• Problem statement: Whenever a line below mentions the word "Breast", that line should be copied.

(Entries supplied Opens)

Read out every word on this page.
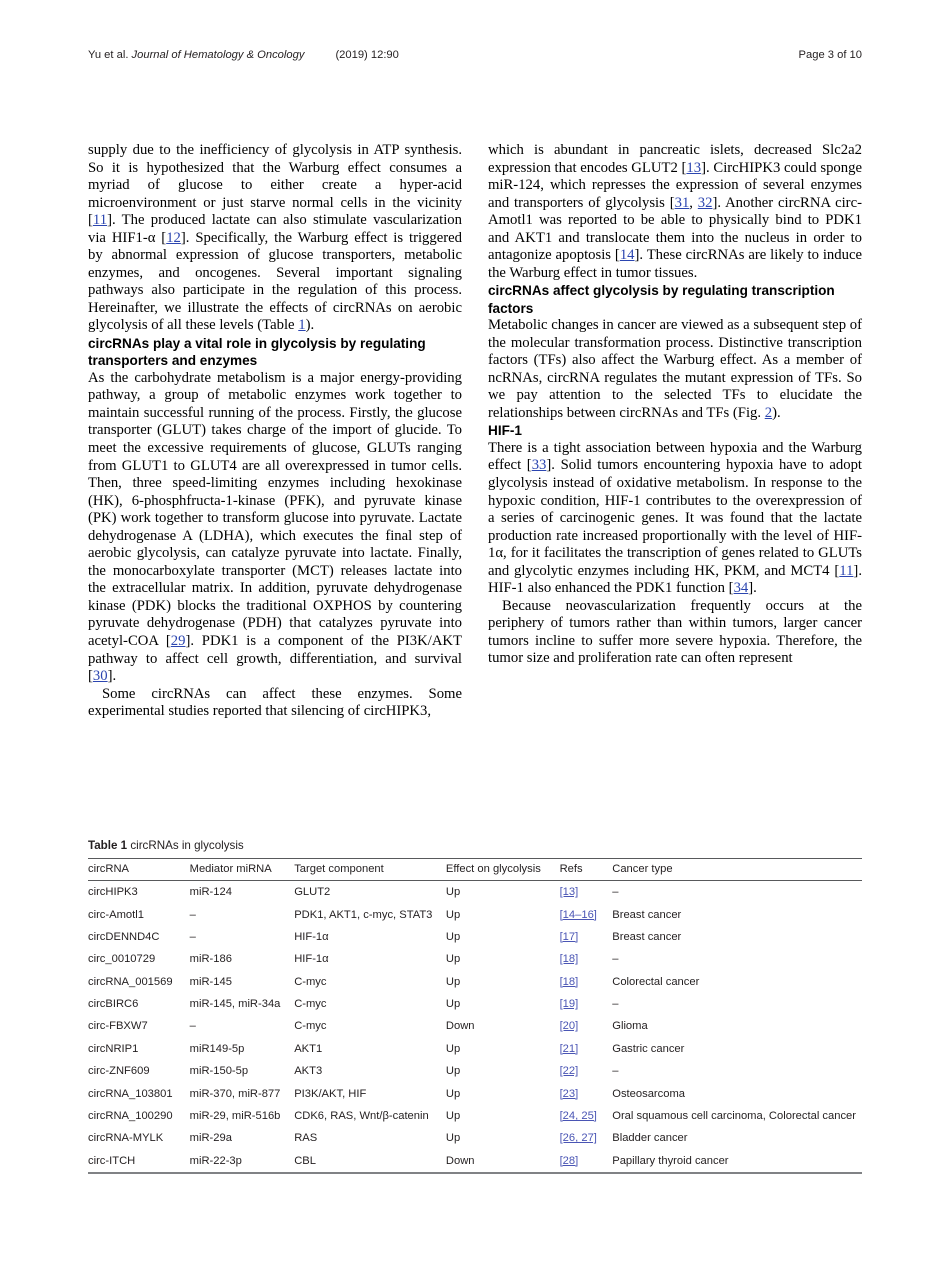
Yu et al. Journal of Hematology & Oncology	(2019) 12:90	Page 3 of 10

supply due to the inefficiency of glycolysis in ATP synthesis. So it is hypothesized that the Warburg effect consumes a myriad of glucose to either create a hyper-acid microenvironment or just starve normal cells in the vicinity [11]. The produced lactate can also stimulate vascularization via HIF1-α [12]. Specifically, the Warburg effect is triggered by abnormal expression of glucose transporters, metabolic enzymes, and oncogenes. Several important signaling pathways also participate in the regulation of this process. Hereinafter, we illustrate the effects of circRNAs on aerobic glycolysis of all these levels (Table 1).

circRNAs play a vital role in glycolysis by regulating transporters and enzymes

As the carbohydrate metabolism is a major energy-providing pathway, a group of metabolic enzymes work together to maintain successful running of the process. Firstly, the glucose transporter (GLUT) takes charge of the import of glucide. To meet the excessive requirements of glucose, GLUTs ranging from GLUT1 to GLUT4 are all overexpressed in tumor cells. Then, three speed-limiting enzymes including hexokinase (HK), 6-phosphfructa-1-kinase (PFK), and pyruvate kinase (PK) work together to transform glucose into pyruvate. Lactate dehydrogenase A (LDHA), which executes the final step of aerobic glycolysis, can catalyze pyruvate into lactate. Finally, the monocarboxylate transporter (MCT) releases lactate into the extracellular matrix. In addition, pyruvate dehydrogenase kinase (PDK) blocks the traditional OXPHOS by countering pyruvate dehydrogenase (PDH) that catalyzes pyruvate into acetyl-COA [29]. PDK1 is a component of the PI3K/AKT pathway to affect cell growth, differentiation, and survival [30].

Some circRNAs can affect these enzymes. Some experimental studies reported that silencing of circHIPK3,

which is abundant in pancreatic islets, decreased Slc2a2 expression that encodes GLUT2 [13]. CircHIPK3 could sponge miR-124, which represses the expression of several enzymes and transporters of glycolysis [31, 32]. Another circRNA circ-Amotl1 was reported to be able to physically bind to PDK1 and AKT1 and translocate them into the nucleus in order to antagonize apoptosis [14]. These circRNAs are likely to induce the Warburg effect in tumor tissues.

circRNAs affect glycolysis by regulating transcription factors

Metabolic changes in cancer are viewed as a subsequent step of the molecular transformation process. Distinctive transcription factors (TFs) also affect the Warburg effect. As a member of ncRNAs, circRNA regulates the mutant expression of TFs. So we pay attention to the selected TFs to elucidate the relationships between circRNAs and TFs (Fig. 2).

HIF-1

There is a tight association between hypoxia and the Warburg effect [33]. Solid tumors encountering hypoxia have to adopt glycolysis instead of oxidative metabolism. In response to the hypoxic condition, HIF-1 contributes to the overexpression of a series of carcinogenic genes. It was found that the lactate production rate increased proportionally with the level of HIF-1α, for it facilitates the transcription of genes related to GLUTs and glycolytic enzymes including HK, PKM, and MCT4 [11]. HIF-1 also enhanced the PDK1 function [34].

Because neovascularization frequently occurs at the periphery of tumors rather than within tumors, larger cancer tumors incline to suffer more severe hypoxia. Therefore, the tumor size and proliferation rate can often represent

Table 1 circRNAs in glycolysis
circRNA	Mediator miRNA	Target component	Effect on glycolysis	Refs	Cancer type
circHIPK3	miR-124	GLUT2	Up	[13]	–
circ-Amotl1	–	PDK1, AKT1, c-myc, STAT3	Up	[14–16]	Breast cancer
circDENND4C	–	HIF-1α	Up	[17]	Breast cancer
circ_0010729	miR-186	HIF-1α	Up	[18]	–
circRNA_001569	miR-145	C-myc	Up	[18]	Colorectal cancer
circBIRC6	miR-145, miR-34a	C-myc	Up	[19]	–
circ-FBXW7	–	C-myc	Down	[20]	Glioma
circNRIP1	miR149-5p	AKT1	Up	[21]	Gastric cancer
circ-ZNF609	miR-150-5p	AKT3	Up	[22]	–
circRNA_103801	miR-370, miR-877	PI3K/AKT, HIF	Up	[23]	Osteosarcoma
circRNA_100290	miR-29, miR-516b	CDK6, RAS, Wnt/β-catenin	Up	[24, 25]	Oral squamous cell carcinoma, Colorectal cancer
circRNA-MYLK	miR-29a	RAS	Up	[26, 27]	Bladder cancer
circ-ITCH	miR-22-3p	CBL	Down	[28]	Papillary thyroid cancer
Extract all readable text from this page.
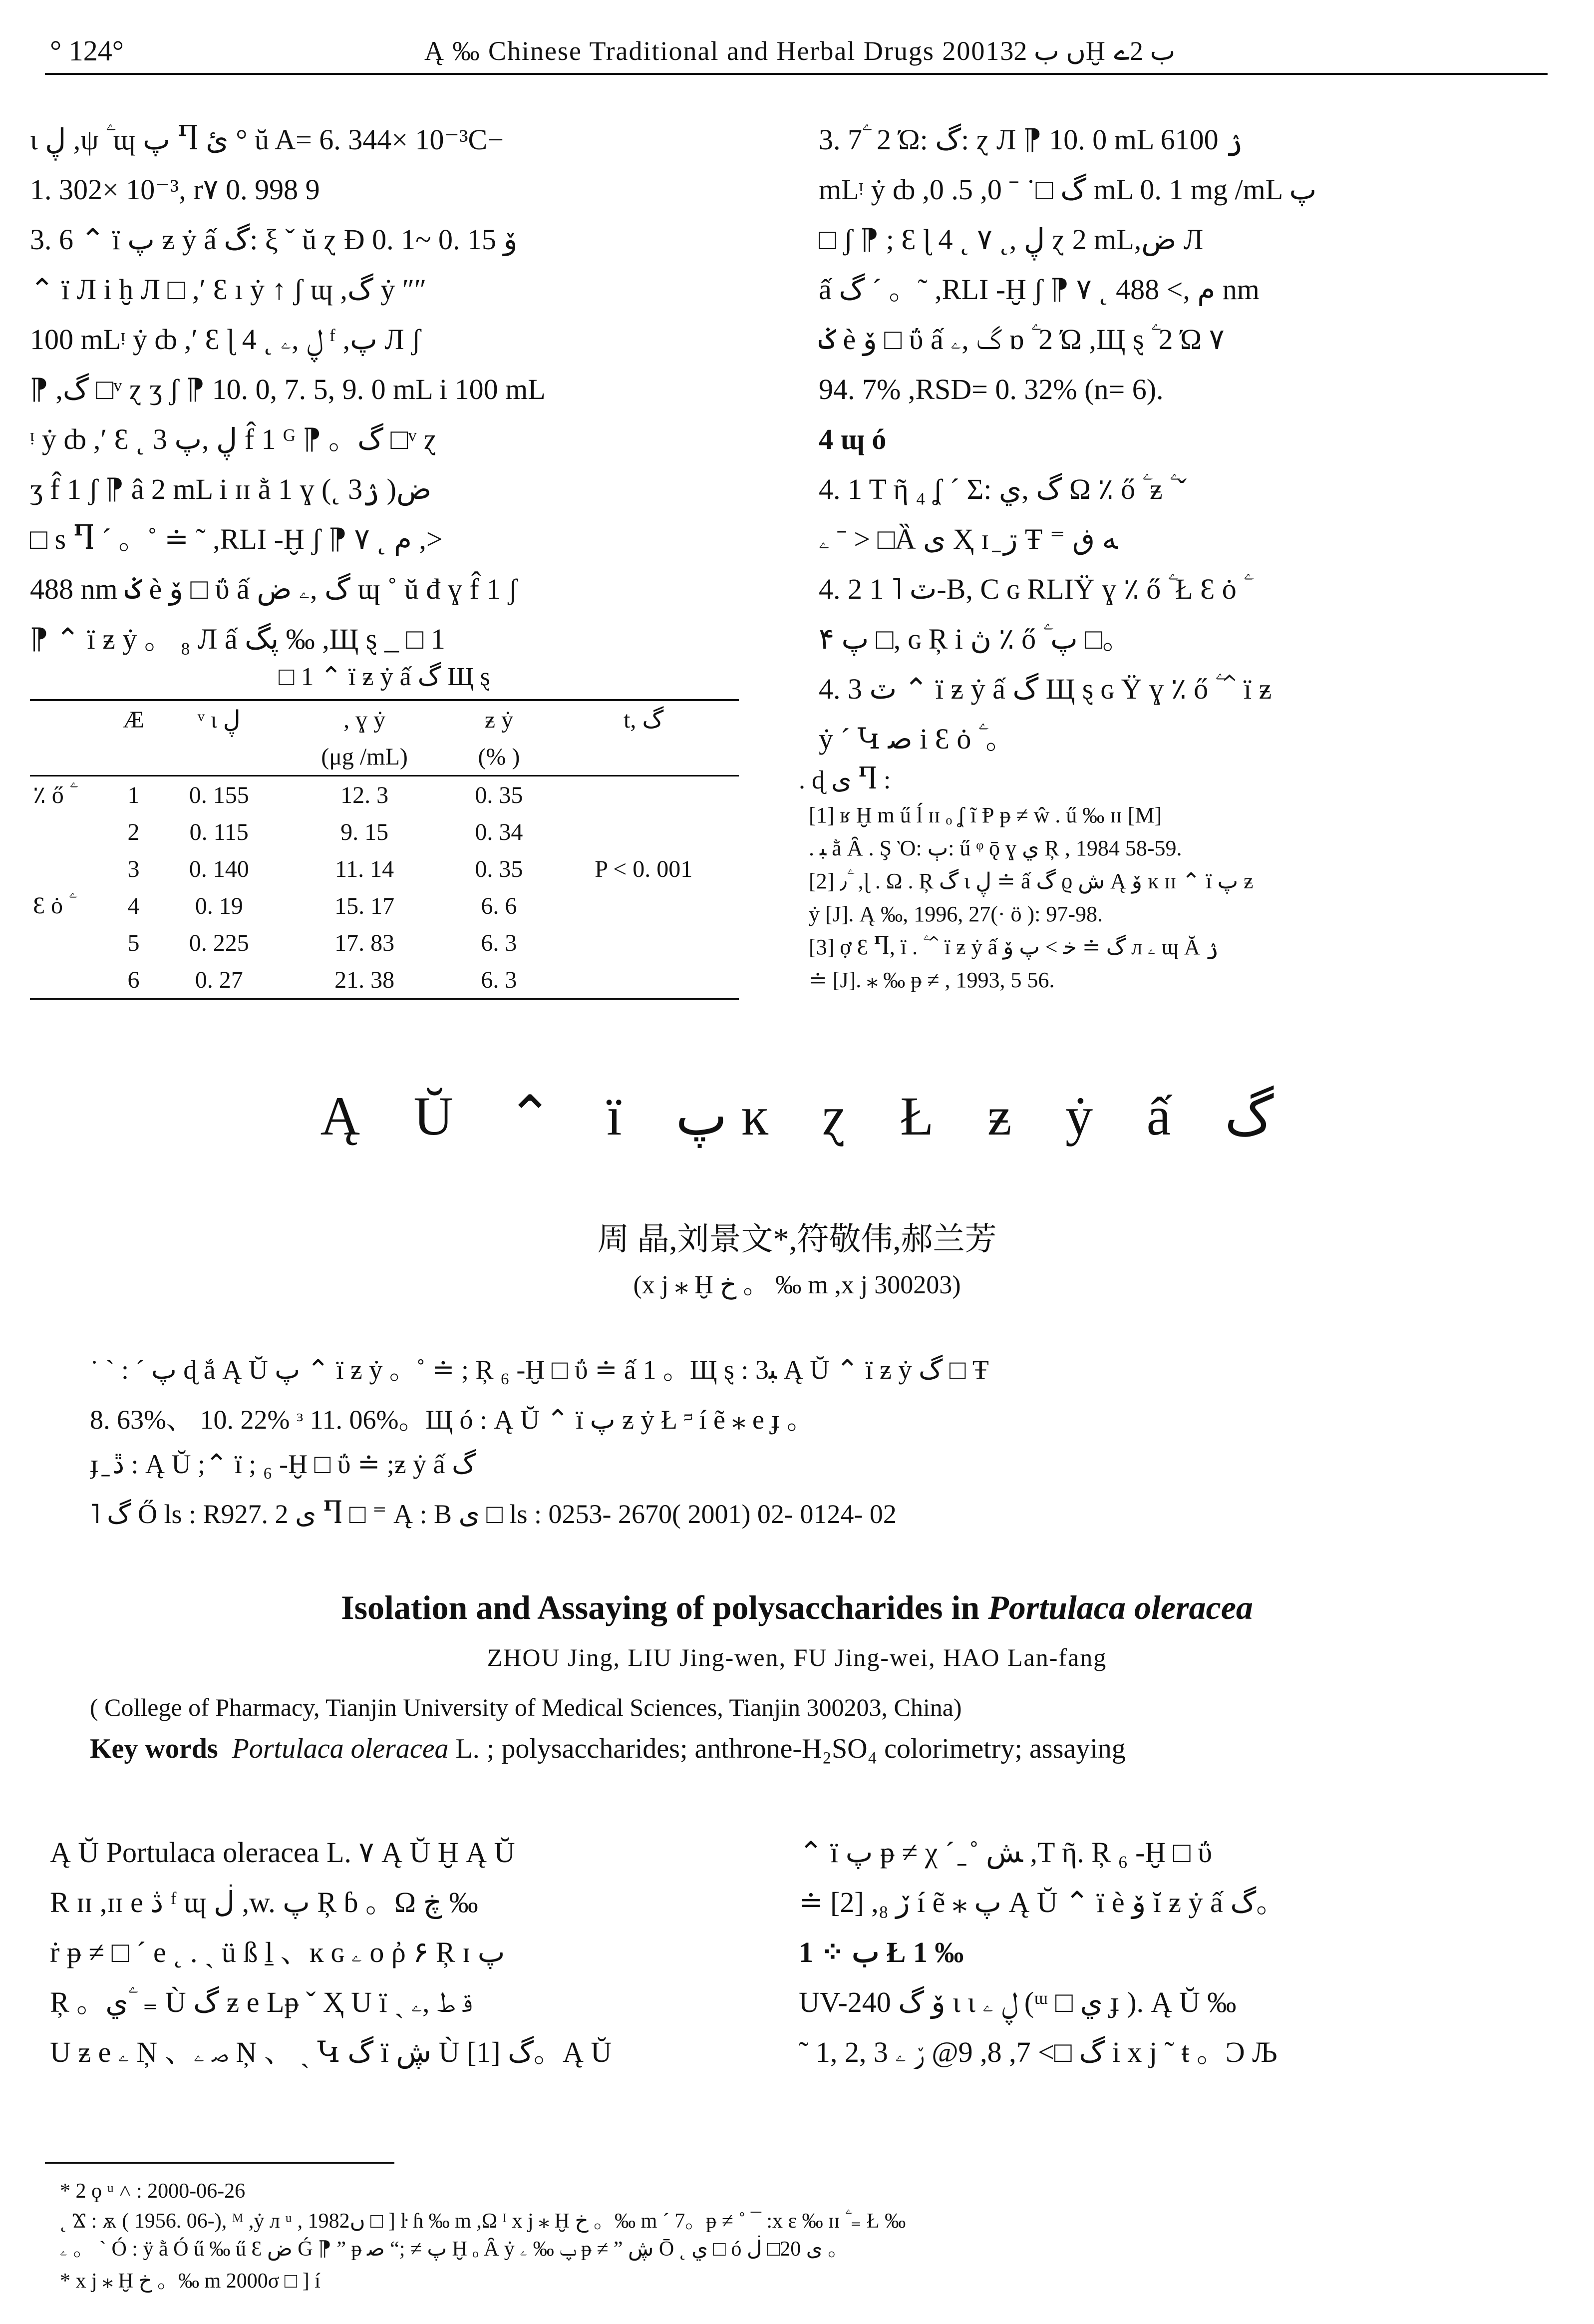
° 124°	Ą ‰ Chinese Traditional and Herbal Drugs 2001ں ب 32Ḫ ب 2ے
ι ڸ ,ψ ۧ ɰ پ Ⴄ ئ ° ŭ A= 6. 344× 10⁻³C−
1. 302× 10⁻³, r۷ 0. 998 9
3. 6 ⌃ ï پ ƶ ẏ ấ گ: ξ ˇ ŭ ɀ Ð 0. 1~ 0. 15 ۆ
⌃ ï Л i ḫ Л □ ,ʹ Ɛ ı ẏ ↑ ʃ ɰ ,گ ẏ ″″
100 mLᵎ ẏ ȸ ,ʹ Ɛ ɭ 4 ˛ ڸ ,ۦ ᶠ ,پ Л ʃ
⁋ ,گ □ᵛ ɀ ʒ ʃ ⁋ 10. 0, 7. 5, 9. 0 mL i 100 mL
ᵎ ẏ ȸ ,ʹ Ɛ ˛ ڸ ,پ 3 f̂ 1 ᴳ ⁋ 。گ □ᵛ ɀ
ʒ f̂ 1 ʃ ⁋ â 2 mL i ɪɪ ằ 1 ɣ (˛ 3ۯ )ض
□ s Ⴄ ˊ 。˚ ≐ ˜ ,RLI -Ḫ ʃ ⁋ ۷ ˛ م ,>
488 nm ݢ è ۆ □ ΰ ấ گ ,ۦ ض ɰ ˚ ŭ đ ɣ f̂ 1 ʃ
⁋ ⌃ ï ƶ ẏ 。 ₈ Л ấ ڽگ ‰ ,Щ ȿ _ □ 1
□ 1 ⌃ ï ƶ ẏ ấ گ Щ ȿ
	Æ	ᵛ ι ڸ	, ɣ ẏ	ƶ ẏ	t, گ
			(μg /mL)	(% )	
٪ ő ۧ	1	0. 155	12. 3	0. 35	
	2	0. 115	9. 15	0. 34	
	3	0. 140	11. 14	0. 35	P < 0. 001
Ɛ ȯ ۧ	4	0. 19	15. 17	6. 6	
	5	0. 225	17. 83	6. 3	
	6	0. 27	21. 38	6. 3	
3. 7 ۧ 2 Ώ: گ: ɀ Л ⁋ 10. 0 mL 6ۯ 100
mLᵎ ẏ ȸ ,گ □˙ ˉ 0, 5. 0 mL 0. 1 mg /mL پ
□ ʃ ⁋ ; Ɛ ɭ 4 ˛ ڸ ,˛ ۷ ɀ 2 mL,ض Л
ấ گ ˊ 。˜ ,RLI -Ḫ ʃ ⁋ ۷ ˛ م ,> 488 nm
ݢ è ۆ □ ΰ ấ گ ,ۦ ɒ ۧ 2 Ώ ,Щ ȿ ۧ 2 Ώ ۷
94. 7% ,RSD= 0. 32% (n= 6).
4 ɰ ó
4. 1 T ῆ ₄ ʆ ˊ Σ: گ ,ي Ω ٪ ő ۧ ƶ ۧ ˇ
ۦ ˉ > □Ȁ ى Ҳ ɪ ̱ ڗ Ŧ ⁼ ﻪ ڧ
4. 2 ٽ ˥ 1-B, C ɢ RLIŸ ɣ ٪ ő ۧ Ł Ɛ ȯ ۧ
پ ۴ □, ɢ Ŗ i ڽ ٪ ő ۧ پ □。
4. 3 ٽ ⌃ ï ƶ ẏ ấ گ Щ ȿ ɢ Ÿ ɣ ٪ ő ۧ ⌃ ï ƶ
ẏ ˊ Կ ﺻ i Ɛ ȯ ۧ 。
. ɖ ى Ⴄ :
[1] ʁ Ḫ m ű ĺ ɪɪ ₒ ʆ ĩ Ᵽ ᵽ ≠ ŵ . ű ‰ ɪɪ [M]
. ﺒ ằ Ȃ . Ş Ὸ: ٻ: ű ᵠ ǭ ɣ ي Ŗ , 1984 58-59.
[2] ٫ ۧ ,ɭ . Ω . Ŗ گ ι ڸ ≐ ấ گ ϱ ش Ą ۆ ĸ ɪɪ ⌃ ï پ ƶ
ẏ [J]. Ą ‰, 1996, 27(· ö ): 97-98.
[3] ợ Ɛ Ⴄ, ï . ۧ ⌃ ï ƶ ẏ ấ گ ≐ ﺧ > پ ۆ л ۦ ɰ Ă ۯ
≐ [J]. ⁎ ‰ ᵽ ≠ , 1993, 5 56.
Ą Ŭ ⌃ ï پ ĸ ɀ Ł ƶ ẏ ấ گ
周 晶,刘景文*,符敬伟,郝兰芳
(x j ⁎ Ḫ خ 。 ‰ m ,x j 300203)
˙ ˋ : ˊ پ ɖ ắ Ą Ŭ پ ⌃ ï ƶ ẏ 。˚ ≐ ; Ŗ ₆ -Ḫ □ ΰ ≐ ấ 1 。Щ ȿ : 3ﺒ Ą Ŭ ⌃ ï ƶ ẏ گ □ Ŧ
8. 63%、 10. 22% ᵌ 11. 06%。Щ ó : Ą Ŭ ⌃ ï پ ƶ ẏ Ł ᵙ í ẽ ⁎ e ɟ 。
ɟ ̱ ڐ : Ą Ŭ ;⌃ ï ; ₆ -Ḫ □ ΰ ≐ ;ƶ ẏ ấ گ
˥ گ Ő ls : R927. 2 ى Ⴄ □ ⁼ Ą : B ى □ ls : 0253- 2670( 2001) 02- 0124- 02
Isolation and Assaying of polysaccharides in Portulaca oleracea
ZHOU Jing, LIU Jing-wen, FU Jing-wei, HAO Lan-fang
( College of Pharmacy, Tianjin University of Medical Sciences, Tianjin 300203, China)
Key words Portulaca oleracea L. ; polysaccharides; anthrone-H₂SO₄ colorimetry; assaying
Ą Ŭ Portulaca oleracea L. ۷ Ą Ŭ Ḫ Ą Ŭ
R ɪɪ ,ɪɪ e ڎ ᶠ ɰ ڶ ,w. پ Ŗ ɓ 。Ω ڿ ‰
ṙ ᵽ ≠ □ ˊ e ˛ . ˎ ü ß ḻ 、ĸ ɢ ۦ ο ῤ ۶ Ŗ ɪ پ
Ŗ 。ي ۧ ₌ Ù گ ƶ e Lᵽ ˇ Ҳ U ï ˎ ﻗ ﻁ ,ۦ
U ƶ e ۦ Ņ 、ﺻ ۦ Ņ 、 ˎ Կ گ ï ڜ Ù گ [1]。Ą Ŭ
⌃ ï پ ᵽ ≠ χ ˊ ̱ ˚ ﺶ ,T ῆ. Ŗ ₆ -Ḫ □ ΰ
≐ [2] ,ڒ ₈ í ẽ ⁎ پ Ą Ŭ ⌃ ï è ۆ ĭ ƶ ẏ ấ گ。
1 ⁘ ﺏ Ł 1 ‰
UV-240 ۆ گ ι ι ڸ ۦ (ᵚ □ ي ɟ ). Ą Ŭ ‰
˜ 1, 2, 3 گ □> 7, 8, 9@ ۯ ۦ i x j ˜ ŧ 。Ͻ Љ
* 2 ϙ ᵘ ˄ : 2000-06-26
˛ Ϫ : ѫ ( 1956. 06-), ᴹ ,ẏ л ᵘ , 1982ں □ ] ŀ ɦ ‰ m ,Ω ᴵ x j ⁎ Ḫ خ 。‰ m ˊ 7。ᵽ ≠ ˚ ¯ :x ɛ ‰ ɪɪ ۧ ₌ Ł ‰
ۦ 。 ˋ Ó : ÿ ằ Ó ű ‰ ű Ɛ ض Ǵ ⁋ ” ᵽ پ ≠ ;“ ﺻ Ḫ ₒ Ȃ ẏ پ ‰ ۦ ᵽ ≠ ” ڜ Ō ˛ ي □ ó ى 20□ ڶ 。
* x j ⁎ Ḫ خ 。‰ m 2000σ □ ] í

(Entries supplied Closes)

• Solution for this exercise:
circ-Amotl1	–	PDK1, AKT1, c-myc, STAT3	Up	[14–16]	Breast cancer
circDENND4C	–	HIF-1α	Up	[17]	Breast cancer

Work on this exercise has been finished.